EXERCISE BRIEF> Pull out every line below that contains the word "ylabel".

#### LISTED ENTRIES

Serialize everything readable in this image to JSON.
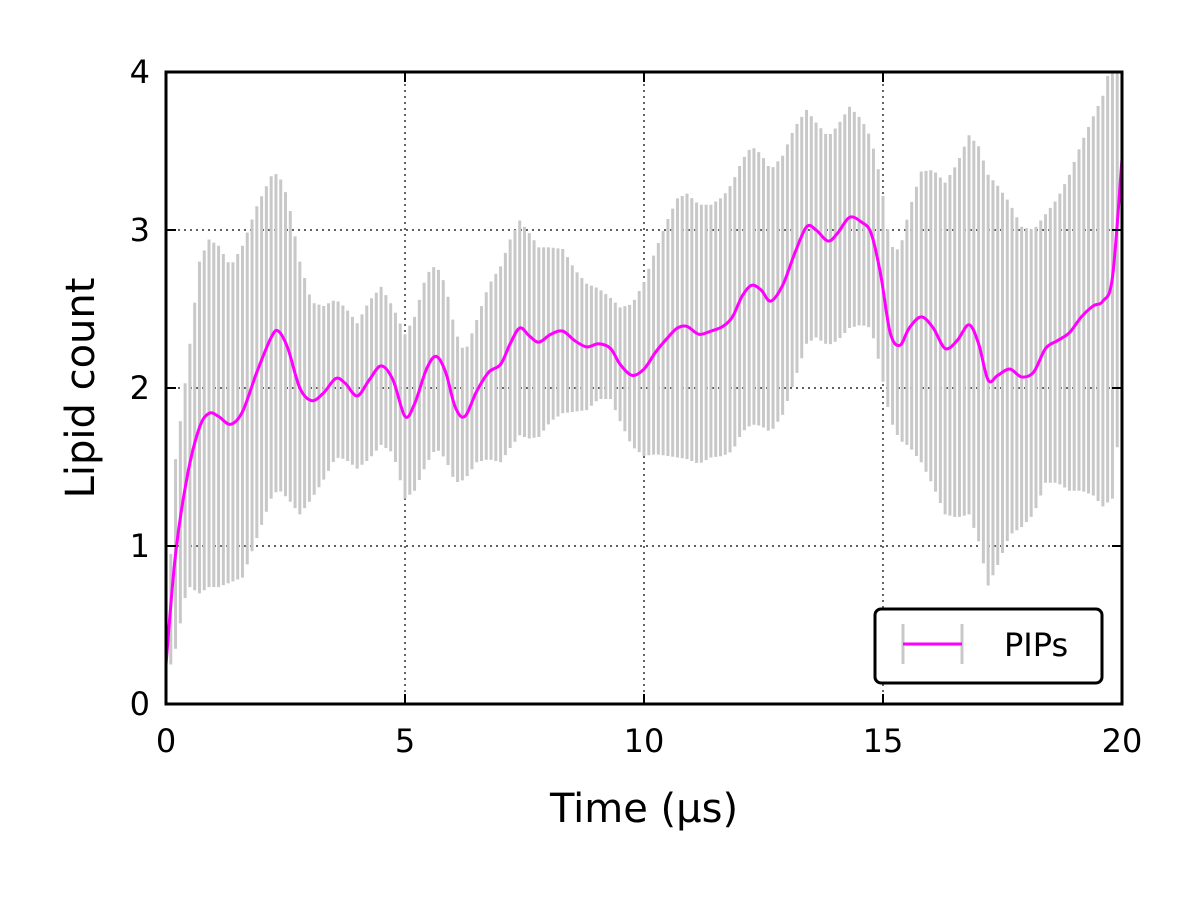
{
  "chart_data": {
    "type": "line",
    "xlabel": "Time (μs)",
    "ylabel": "Lipid count",
    "xlim": [
      0,
      20
    ],
    "ylim": [
      0,
      4
    ],
    "x_ticks": [
      0,
      5,
      10,
      15,
      20
    ],
    "y_ticks": [
      0,
      1,
      2,
      3,
      4
    ],
    "x_tick_labels": [
      "0",
      "5",
      "10",
      "15",
      "20"
    ],
    "y_tick_labels": [
      "0",
      "1",
      "2",
      "3",
      "4"
    ],
    "grid": "dotted",
    "legend_position": "lower-right",
    "series": [
      {
        "name": "PIPs",
        "color": "#ff00ff",
        "errorbar_color": "#c8c8c8",
        "x": [
          0.0,
          0.2,
          0.45,
          0.7,
          0.9,
          1.1,
          1.35,
          1.6,
          1.9,
          2.2,
          2.35,
          2.55,
          2.8,
          3.05,
          3.3,
          3.55,
          3.75,
          4.0,
          4.25,
          4.5,
          4.75,
          5.0,
          5.2,
          5.45,
          5.65,
          5.85,
          6.05,
          6.25,
          6.5,
          6.75,
          7.0,
          7.2,
          7.4,
          7.6,
          7.8,
          8.05,
          8.3,
          8.55,
          8.8,
          9.05,
          9.3,
          9.5,
          9.75,
          10.0,
          10.25,
          10.5,
          10.7,
          10.9,
          11.15,
          11.4,
          11.65,
          11.85,
          12.05,
          12.25,
          12.45,
          12.65,
          12.9,
          13.15,
          13.4,
          13.6,
          13.85,
          14.05,
          14.3,
          14.55,
          14.75,
          14.95,
          15.15,
          15.35,
          15.55,
          15.8,
          16.05,
          16.3,
          16.55,
          16.8,
          17.0,
          17.2,
          17.4,
          17.65,
          17.9,
          18.15,
          18.4,
          18.65,
          18.9,
          19.15,
          19.4,
          19.6,
          19.8,
          20.0
        ],
        "y": [
          0.25,
          0.95,
          1.45,
          1.75,
          1.84,
          1.82,
          1.77,
          1.85,
          2.1,
          2.32,
          2.36,
          2.25,
          2.0,
          1.92,
          1.97,
          2.06,
          2.03,
          1.95,
          2.05,
          2.14,
          2.05,
          1.82,
          1.9,
          2.12,
          2.2,
          2.1,
          1.88,
          1.82,
          1.98,
          2.1,
          2.15,
          2.28,
          2.38,
          2.33,
          2.29,
          2.34,
          2.36,
          2.3,
          2.26,
          2.28,
          2.25,
          2.15,
          2.08,
          2.12,
          2.23,
          2.32,
          2.38,
          2.39,
          2.34,
          2.36,
          2.39,
          2.45,
          2.58,
          2.65,
          2.62,
          2.55,
          2.65,
          2.85,
          3.02,
          3.0,
          2.93,
          2.98,
          3.08,
          3.05,
          2.98,
          2.72,
          2.35,
          2.27,
          2.38,
          2.45,
          2.38,
          2.25,
          2.3,
          2.4,
          2.28,
          2.05,
          2.08,
          2.12,
          2.07,
          2.1,
          2.25,
          2.3,
          2.35,
          2.45,
          2.52,
          2.55,
          2.7,
          3.45
        ],
        "error": [
          0.1,
          0.6,
          0.7,
          1.05,
          1.1,
          1.08,
          1.0,
          1.05,
          1.05,
          1.02,
          1.0,
          0.95,
          0.8,
          0.62,
          0.55,
          0.5,
          0.48,
          0.46,
          0.5,
          0.5,
          0.46,
          0.52,
          0.55,
          0.6,
          0.58,
          0.55,
          0.48,
          0.4,
          0.45,
          0.55,
          0.62,
          0.66,
          0.68,
          0.65,
          0.6,
          0.55,
          0.52,
          0.45,
          0.4,
          0.35,
          0.32,
          0.36,
          0.45,
          0.55,
          0.65,
          0.75,
          0.82,
          0.84,
          0.82,
          0.8,
          0.82,
          0.85,
          0.86,
          0.88,
          0.86,
          0.83,
          0.82,
          0.8,
          0.74,
          0.68,
          0.66,
          0.68,
          0.7,
          0.65,
          0.6,
          0.6,
          0.55,
          0.6,
          0.75,
          0.92,
          1.0,
          1.05,
          1.12,
          1.2,
          1.25,
          1.3,
          1.2,
          1.05,
          0.95,
          0.9,
          0.85,
          0.9,
          1.0,
          1.1,
          1.2,
          1.3,
          1.4,
          1.5
        ]
      }
    ]
  }
}
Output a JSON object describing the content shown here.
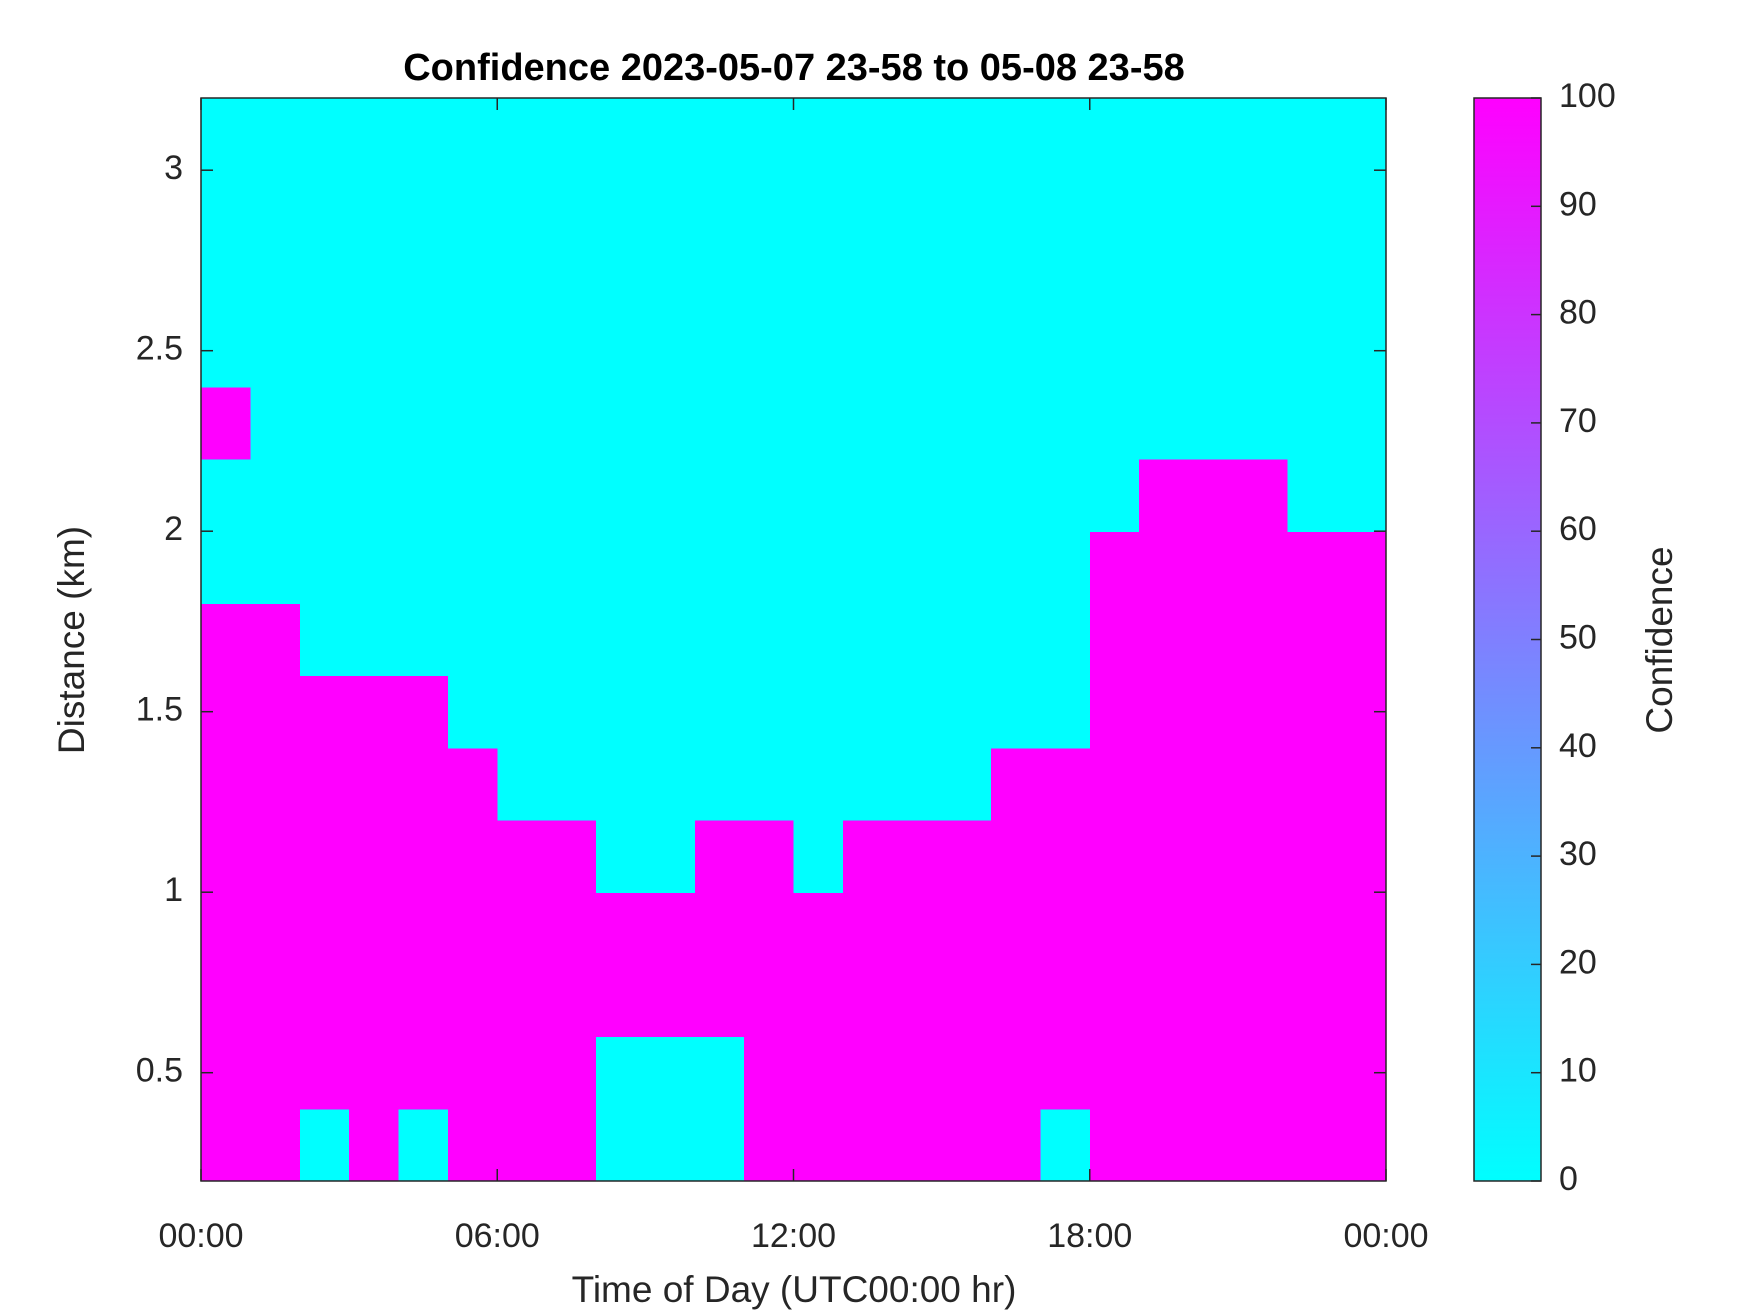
{
  "chart_data": {
    "type": "heatmap",
    "title": "Confidence 2023-05-07 23-58 to 05-08 23-58",
    "xlabel": "Time of Day (UTC00:00 hr)",
    "ylabel": "Distance (km)",
    "x": [
      0.5,
      1.5,
      2.5,
      3.5,
      4.5,
      5.5,
      6.5,
      7.5,
      8.5,
      9.5,
      10.5,
      11.5,
      12.5,
      13.5,
      14.5,
      15.5,
      16.5,
      17.5,
      18.5,
      19.5,
      20.5,
      21.5,
      22.5,
      23.5
    ],
    "y": [
      0.3,
      0.5,
      0.7,
      0.9,
      1.1,
      1.3,
      1.5,
      1.7,
      1.9,
      2.1,
      2.3,
      2.5,
      2.7,
      2.9,
      3.1
    ],
    "z": [
      [
        100,
        100,
        0,
        100,
        0,
        100,
        100,
        100,
        0,
        0,
        0,
        100,
        100,
        100,
        100,
        100,
        100,
        0,
        100,
        100,
        100,
        100,
        100,
        100
      ],
      [
        100,
        100,
        100,
        100,
        100,
        100,
        100,
        100,
        0,
        0,
        0,
        100,
        100,
        100,
        100,
        100,
        100,
        100,
        100,
        100,
        100,
        100,
        100,
        100
      ],
      [
        100,
        100,
        100,
        100,
        100,
        100,
        100,
        100,
        100,
        100,
        100,
        100,
        100,
        100,
        100,
        100,
        100,
        100,
        100,
        100,
        100,
        100,
        100,
        100
      ],
      [
        100,
        100,
        100,
        100,
        100,
        100,
        100,
        100,
        100,
        100,
        100,
        100,
        100,
        100,
        100,
        100,
        100,
        100,
        100,
        100,
        100,
        100,
        100,
        100
      ],
      [
        100,
        100,
        100,
        100,
        100,
        100,
        100,
        100,
        0,
        0,
        100,
        100,
        0,
        100,
        100,
        100,
        100,
        100,
        100,
        100,
        100,
        100,
        100,
        100
      ],
      [
        100,
        100,
        100,
        100,
        100,
        100,
        0,
        0,
        0,
        0,
        0,
        0,
        0,
        0,
        0,
        0,
        100,
        100,
        100,
        100,
        100,
        100,
        100,
        100
      ],
      [
        100,
        100,
        100,
        100,
        100,
        0,
        0,
        0,
        0,
        0,
        0,
        0,
        0,
        0,
        0,
        0,
        0,
        0,
        100,
        100,
        100,
        100,
        100,
        100
      ],
      [
        100,
        100,
        0,
        0,
        0,
        0,
        0,
        0,
        0,
        0,
        0,
        0,
        0,
        0,
        0,
        0,
        0,
        0,
        100,
        100,
        100,
        100,
        100,
        100
      ],
      [
        0,
        0,
        0,
        0,
        0,
        0,
        0,
        0,
        0,
        0,
        0,
        0,
        0,
        0,
        0,
        0,
        0,
        0,
        100,
        100,
        100,
        100,
        100,
        100
      ],
      [
        0,
        0,
        0,
        0,
        0,
        0,
        0,
        0,
        0,
        0,
        0,
        0,
        0,
        0,
        0,
        0,
        0,
        0,
        0,
        100,
        100,
        100,
        0,
        0
      ],
      [
        100,
        0,
        0,
        0,
        0,
        0,
        0,
        0,
        0,
        0,
        0,
        0,
        0,
        0,
        0,
        0,
        0,
        0,
        0,
        0,
        0,
        0,
        0,
        0
      ],
      [
        0,
        0,
        0,
        0,
        0,
        0,
        0,
        0,
        0,
        0,
        0,
        0,
        0,
        0,
        0,
        0,
        0,
        0,
        0,
        0,
        0,
        0,
        0,
        0
      ],
      [
        0,
        0,
        0,
        0,
        0,
        0,
        0,
        0,
        0,
        0,
        0,
        0,
        0,
        0,
        0,
        0,
        0,
        0,
        0,
        0,
        0,
        0,
        0,
        0
      ],
      [
        0,
        0,
        0,
        0,
        0,
        0,
        0,
        0,
        0,
        0,
        0,
        0,
        0,
        0,
        0,
        0,
        0,
        0,
        0,
        0,
        0,
        0,
        0,
        0
      ],
      [
        0,
        0,
        0,
        0,
        0,
        0,
        0,
        0,
        0,
        0,
        0,
        0,
        0,
        0,
        0,
        0,
        0,
        0,
        0,
        0,
        0,
        0,
        0,
        0
      ]
    ],
    "xlim": [
      0,
      24
    ],
    "xticks": [
      {
        "value": 0,
        "label": "00:00"
      },
      {
        "value": 6,
        "label": "06:00"
      },
      {
        "value": 12,
        "label": "12:00"
      },
      {
        "value": 18,
        "label": "18:00"
      },
      {
        "value": 24,
        "label": "00:00"
      }
    ],
    "ylim": [
      0.2,
      3.2
    ],
    "yticks": [
      0.5,
      1,
      1.5,
      2,
      2.5,
      3
    ],
    "colormap": [
      "#00ffff",
      "#ff00ff"
    ],
    "colorbar": {
      "label": "Confidence",
      "lim": [
        0,
        100
      ],
      "ticks": [
        0,
        10,
        20,
        30,
        40,
        50,
        60,
        70,
        80,
        90,
        100
      ]
    }
  }
}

########

FINAL ANSWER>
    "ylabel": "Lipid count",
    "ylabel": "Distance (km)",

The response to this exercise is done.